[BEGIN Record set]

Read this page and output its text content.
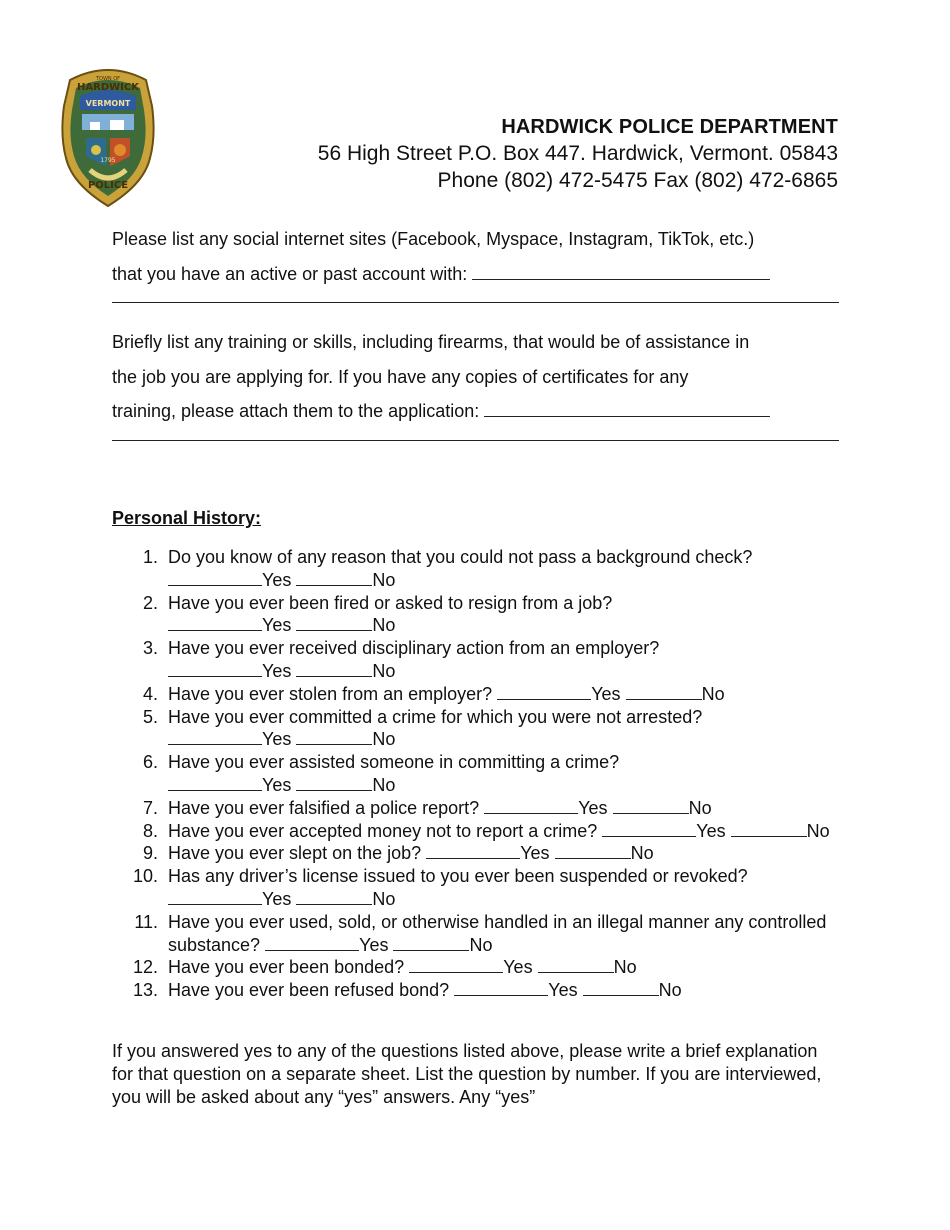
TOWN OF
HARDWICK
VERMONT
1795
POLICE
HARDWICK POLICE DEPARTMENT
56 High Street P.O. Box 447. Hardwick, Vermont. 05843
Phone (802) 472-5475 Fax (802) 472-6865
Please list any social internet sites (Facebook, Myspace, Instagram, TikTok, etc.)
that you have an active or past account with:
Briefly list any training or skills, including firearms, that would be of assistance in
the job you are applying for. If you have any copies of certificates for any
training, please attach them to the application:
Personal History:
1. Do you know of any reason that you could not pass a background check? Yes	No
2. Have you ever been fired or asked to resign from a job? Yes	No
3. Have you ever received disciplinary action from an employer? Yes	No
4. Have you ever stolen from an employer?	Yes	No
5. Have you ever committed a crime for which you were not arrested? Yes	No
6. Have you ever assisted someone in committing a crime? Yes	No
7. Have you ever falsified a police report?	Yes	No
8. Have you ever accepted money not to report a crime?	Yes	No
9. Have you ever slept on the job?	Yes	No
10. Has any driver’s license issued to you ever been suspended or revoked? Yes	No
11. Have you ever used, sold, or otherwise handled in an illegal manner any controlled substance?	Yes	No
12. Have you ever been bonded?	Yes	No
13. Have you ever been refused bond?	Yes	No
If you answered yes to any of the questions listed above, please write a brief explanation for that question on a separate sheet. List the question by number. If you are interviewed, you will be asked about any “yes” answers. Any “yes”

[END Record set]

• [Exercise prompt]
Show all lines from the records above where the word "report" occurs.

• [Result of this task]
7. Have you ever falsified a police report?	Yes	No
8. Have you ever accepted money not to report a crime?	Yes	No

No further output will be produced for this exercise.